→ **Exercise directions**: Scan the records for the string "high"; copy each line where it occurs.

→ **Dataset content**:
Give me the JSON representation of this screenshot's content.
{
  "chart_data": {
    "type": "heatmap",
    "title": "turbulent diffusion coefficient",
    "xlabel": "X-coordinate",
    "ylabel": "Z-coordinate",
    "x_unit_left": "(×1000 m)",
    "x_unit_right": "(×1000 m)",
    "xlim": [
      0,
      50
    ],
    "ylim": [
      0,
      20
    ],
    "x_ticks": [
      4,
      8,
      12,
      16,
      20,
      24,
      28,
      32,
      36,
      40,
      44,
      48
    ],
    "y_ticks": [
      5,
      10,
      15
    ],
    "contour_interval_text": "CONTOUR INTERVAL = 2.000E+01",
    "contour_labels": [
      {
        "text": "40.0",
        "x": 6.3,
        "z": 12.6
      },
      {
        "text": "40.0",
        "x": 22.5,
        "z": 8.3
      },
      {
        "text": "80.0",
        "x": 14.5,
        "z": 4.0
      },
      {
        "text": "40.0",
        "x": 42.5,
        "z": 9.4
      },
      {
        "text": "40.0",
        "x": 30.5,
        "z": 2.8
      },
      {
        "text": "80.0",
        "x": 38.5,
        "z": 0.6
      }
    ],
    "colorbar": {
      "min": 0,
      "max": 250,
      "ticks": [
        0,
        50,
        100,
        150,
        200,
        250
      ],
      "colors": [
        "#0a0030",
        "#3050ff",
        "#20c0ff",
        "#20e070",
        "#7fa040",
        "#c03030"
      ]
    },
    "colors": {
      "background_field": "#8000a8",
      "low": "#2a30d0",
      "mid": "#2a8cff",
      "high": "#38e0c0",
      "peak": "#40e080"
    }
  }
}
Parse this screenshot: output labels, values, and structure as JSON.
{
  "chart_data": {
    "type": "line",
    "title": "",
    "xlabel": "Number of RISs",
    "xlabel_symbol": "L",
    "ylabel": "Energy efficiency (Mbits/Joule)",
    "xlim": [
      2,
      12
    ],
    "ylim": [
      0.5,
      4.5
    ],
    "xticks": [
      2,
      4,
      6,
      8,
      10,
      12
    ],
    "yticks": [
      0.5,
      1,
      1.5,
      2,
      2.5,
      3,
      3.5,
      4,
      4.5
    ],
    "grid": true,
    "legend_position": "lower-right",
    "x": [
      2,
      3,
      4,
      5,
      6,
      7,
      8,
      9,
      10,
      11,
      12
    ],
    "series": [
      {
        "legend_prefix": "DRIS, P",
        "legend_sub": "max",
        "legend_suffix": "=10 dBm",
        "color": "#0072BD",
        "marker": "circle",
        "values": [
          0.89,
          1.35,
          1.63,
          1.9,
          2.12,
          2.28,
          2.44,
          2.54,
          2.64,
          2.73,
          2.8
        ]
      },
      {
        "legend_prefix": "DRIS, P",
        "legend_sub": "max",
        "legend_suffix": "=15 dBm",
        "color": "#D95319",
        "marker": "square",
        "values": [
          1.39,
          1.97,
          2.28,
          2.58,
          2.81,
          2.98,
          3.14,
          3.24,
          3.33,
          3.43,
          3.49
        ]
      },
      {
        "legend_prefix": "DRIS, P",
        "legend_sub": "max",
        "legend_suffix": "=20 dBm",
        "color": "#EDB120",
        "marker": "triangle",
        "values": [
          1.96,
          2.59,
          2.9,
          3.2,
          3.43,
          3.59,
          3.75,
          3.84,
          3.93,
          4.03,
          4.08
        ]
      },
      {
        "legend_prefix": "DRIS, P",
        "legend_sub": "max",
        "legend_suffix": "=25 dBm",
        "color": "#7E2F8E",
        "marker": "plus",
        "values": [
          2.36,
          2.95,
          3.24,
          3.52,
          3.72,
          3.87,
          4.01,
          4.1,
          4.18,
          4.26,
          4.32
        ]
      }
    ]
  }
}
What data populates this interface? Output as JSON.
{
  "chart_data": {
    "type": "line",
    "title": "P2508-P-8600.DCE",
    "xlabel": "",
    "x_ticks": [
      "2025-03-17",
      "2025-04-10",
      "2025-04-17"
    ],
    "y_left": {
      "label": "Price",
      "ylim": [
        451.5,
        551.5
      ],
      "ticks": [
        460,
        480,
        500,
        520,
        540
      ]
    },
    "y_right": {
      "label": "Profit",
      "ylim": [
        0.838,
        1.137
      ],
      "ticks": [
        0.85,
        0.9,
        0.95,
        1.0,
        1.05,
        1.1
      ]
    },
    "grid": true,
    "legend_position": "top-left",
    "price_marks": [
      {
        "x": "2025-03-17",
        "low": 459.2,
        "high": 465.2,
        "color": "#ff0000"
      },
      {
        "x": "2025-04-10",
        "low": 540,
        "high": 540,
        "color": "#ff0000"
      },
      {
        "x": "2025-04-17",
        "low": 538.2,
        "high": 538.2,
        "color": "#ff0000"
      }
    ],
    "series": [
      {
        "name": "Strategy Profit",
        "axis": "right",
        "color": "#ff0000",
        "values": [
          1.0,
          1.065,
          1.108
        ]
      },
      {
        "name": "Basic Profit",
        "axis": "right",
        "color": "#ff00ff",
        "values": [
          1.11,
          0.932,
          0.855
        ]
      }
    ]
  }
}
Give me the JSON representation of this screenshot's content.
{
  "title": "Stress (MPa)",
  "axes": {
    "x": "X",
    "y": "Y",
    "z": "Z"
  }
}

→ **Reply to the task**:
      "high": "#38e0c0",
        "high": 465.2,
        "high": 540,
        "high": 538.2,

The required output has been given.